▼
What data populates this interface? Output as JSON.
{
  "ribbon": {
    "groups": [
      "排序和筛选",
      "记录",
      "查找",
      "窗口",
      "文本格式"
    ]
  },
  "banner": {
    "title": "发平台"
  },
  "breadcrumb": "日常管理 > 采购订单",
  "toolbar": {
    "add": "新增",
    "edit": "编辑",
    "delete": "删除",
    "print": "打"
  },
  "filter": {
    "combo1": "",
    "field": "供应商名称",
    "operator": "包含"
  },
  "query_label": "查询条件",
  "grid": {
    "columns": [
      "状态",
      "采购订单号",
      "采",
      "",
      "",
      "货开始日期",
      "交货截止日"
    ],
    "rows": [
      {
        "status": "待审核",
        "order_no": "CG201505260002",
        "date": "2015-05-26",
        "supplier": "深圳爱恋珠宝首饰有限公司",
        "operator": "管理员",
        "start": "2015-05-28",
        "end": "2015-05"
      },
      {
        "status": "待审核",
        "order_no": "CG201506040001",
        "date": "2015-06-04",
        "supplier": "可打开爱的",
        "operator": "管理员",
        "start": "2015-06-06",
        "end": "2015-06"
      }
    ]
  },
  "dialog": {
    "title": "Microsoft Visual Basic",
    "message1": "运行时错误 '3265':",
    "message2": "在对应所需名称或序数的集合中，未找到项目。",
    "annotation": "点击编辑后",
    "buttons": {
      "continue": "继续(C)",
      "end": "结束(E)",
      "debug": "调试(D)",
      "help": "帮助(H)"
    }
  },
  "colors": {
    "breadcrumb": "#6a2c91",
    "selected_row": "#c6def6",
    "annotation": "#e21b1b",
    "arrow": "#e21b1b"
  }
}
▲
**Task statement**: Transcribe the data. Leave every line exactly as it is.

**Full response**:
What data populates this interface? Output as JSON.
{
  "ribbon": {
    "groups": [
      "排序和筛选",
      "记录",
      "查找",
      "窗口",
      "文本格式"
    ]
  },
  "banner": {
    "title": "发平台"
  },
  "breadcrumb": "日常管理 > 采购订单",
  "toolbar": {
    "add": "新增",
    "edit": "编辑",
    "delete": "删除",
    "print": "打"
  },
  "filter": {
    "combo1": "",
    "field": "供应商名称",
    "operator": "包含"
  },
  "query_label": "查询条件",
  "grid": {
    "columns": [
      "状态",
      "采购订单号",
      "采",
      "",
      "",
      "货开始日期",
      "交货截止日"
    ],
    "rows": [
      {
        "status": "待审核",
        "order_no": "CG201505260002",
        "date": "2015-05-26",
        "supplier": "深圳爱恋珠宝首饰有限公司",
        "operator": "管理员",
        "start": "2015-05-28",
        "end": "2015-05"
      },
      {
        "status": "待审核",
        "order_no": "CG201506040001",
        "date": "2015-06-04",
        "supplier": "可打开爱的",
        "operator": "管理员",
        "start": "2015-06-06",
        "end": "2015-06"
      }
    ]
  },
  "dialog": {
    "title": "Microsoft Visual Basic",
    "message1": "运行时错误 '3265':",
    "message2": "在对应所需名称或序数的集合中，未找到项目。",
    "annotation": "点击编辑后",
    "buttons": {
      "continue": "继续(C)",
      "end": "结束(E)",
      "debug": "调试(D)",
      "help": "帮助(H)"
    }
  },
  "colors": {
    "breadcrumb": "#6a2c91",
    "selected_row": "#c6def6",
    "annotation": "#e21b1b",
    "arrow": "#e21b1b"
  }
}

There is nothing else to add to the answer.